Without including any pictures, write out all the entries exactly.

== Data section ==

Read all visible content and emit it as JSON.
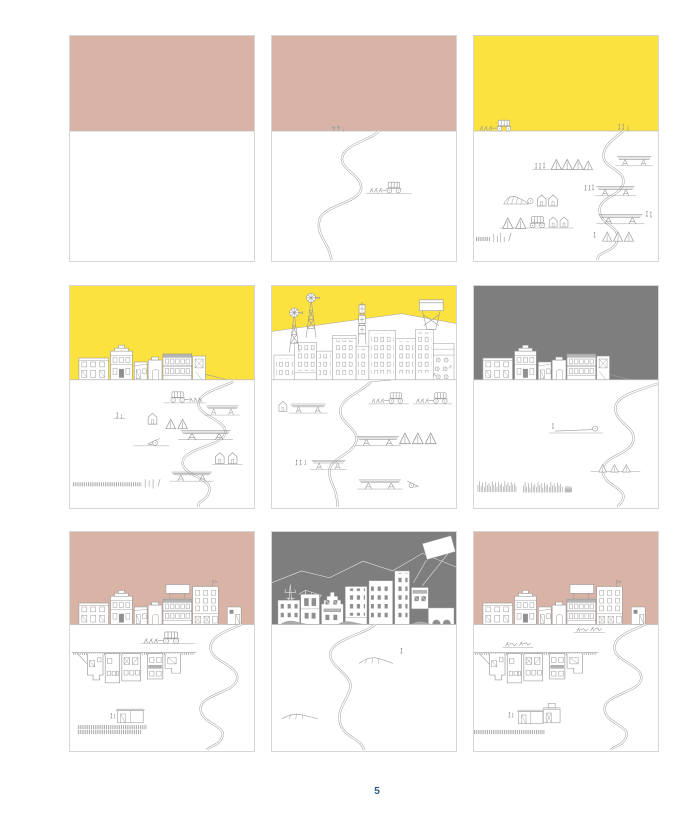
{
  "page": {
    "number": "5"
  },
  "colors": {
    "paper": "#ffffff",
    "pink": "#d9b3a6",
    "yellow": "#fce23e",
    "gray": "#7e7e7e",
    "line": "#9a9a9a",
    "panel-border": "#d7d7d7",
    "page-number": "#2a5d7d"
  },
  "panels": [
    {
      "id": 1,
      "name": "empty-prairie",
      "sky": "pink",
      "description": "Empty prairie under dusty pink sky"
    },
    {
      "id": 2,
      "name": "wagon-trail",
      "sky": "pink",
      "description": "Winding trail, covered wagon with team, cacti on horizon"
    },
    {
      "id": 3,
      "name": "settler-camp",
      "sky": "yellow",
      "description": "Camp of tents, wagons, lumber stacks and settlers along trail"
    },
    {
      "id": 4,
      "name": "first-street",
      "sky": "yellow",
      "description": "First storefront street with wagons, tents and lumber"
    },
    {
      "id": 5,
      "name": "boom-town",
      "sky": "yellow",
      "description": "Dense boom town with windmills, derrick and water tower"
    },
    {
      "id": 6,
      "name": "quiet-town",
      "sky": "gray",
      "description": "Storefront street under gray sky, grass growing back"
    },
    {
      "id": 7,
      "name": "expanding-town",
      "sky": "pink",
      "description": "Town with billboard, excavated foundations and sheds"
    },
    {
      "id": 8,
      "name": "gray-city",
      "sky": "gray",
      "description": "City skyline with pylons, crane and tilted billboard"
    },
    {
      "id": 9,
      "name": "farming-town",
      "sky": "pink",
      "description": "Town with billboard, plow teams and outbuildings"
    }
  ]
}
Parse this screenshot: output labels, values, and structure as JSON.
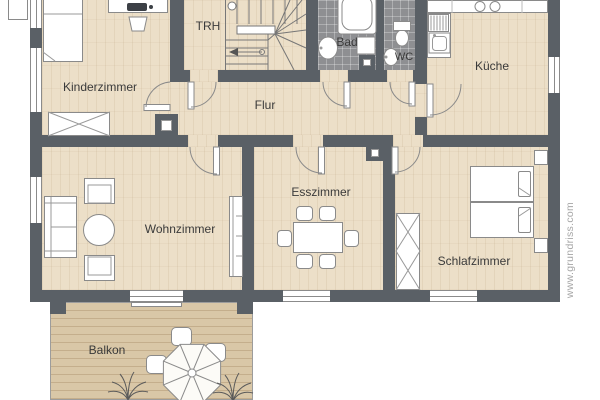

===

Result of this task –
Read all visible content and emit it as JSON.
{
  "page": {
    "number": "5"
  },
  "colors": {
    "paper": "#ffffff",
    "pink": "#d9b3a6",
    "yellow": "#fce23e",
    "gray": "#7e7e7e",
    "line": "#9a9a9a",
    "panel-border": "#d7d7d7",
    "page-number": "#2a5d7d"
  },
  "panels": [
    {
      "id": 1,
      "name": "empty-prairie",
      "sky": "pink",
      "description": "Empty prairie under dusty pink sky"
    },
    {
      "id": 2,
      "name": "wagon-trail",
      "sky": "pink",
      "description": "Winding trail, covered wagon with team, cacti on horizon"
    },
    {
      "id": 3,
      "name": "settler-camp",
      "sky": "yellow",
      "description": "Camp of tents, wagons, lumber stacks and settlers along trail"
    },
    {
      "id": 4,
      "name": "first-street",
      "sky": "yellow",
      "description": "First storefront street with wagons, tents and lumber"
    },
    {
      "id": 5,
      "name": "boom-town",
      "sky": "yellow",
      "description": "Dense boom town with windmills, derrick and water tower"
    },
    {
      "id": 6,
      "name": "quiet-town",
      "sky": "gray",
      "description": "Storefront street under gray sky, grass growing back"
    },
    {
      "id": 7,
      "name": "expanding-town",
      "sky": "pink",
      "description": "Town with billboard, excavated foundations and sheds"
    },
    {
      "id": 8,
      "name": "gray-city",
      "sky": "gray",
      "description": "City skyline with pylons, crane and tilted billboard"
    },
    {
      "id": 9,
      "name": "farming-town",
      "sky": "pink",
      "description": "Town with billboard, plow teams and outbuildings"
    }
  ]
}
Parse this screenshot: output labels, values, and structure as JSON.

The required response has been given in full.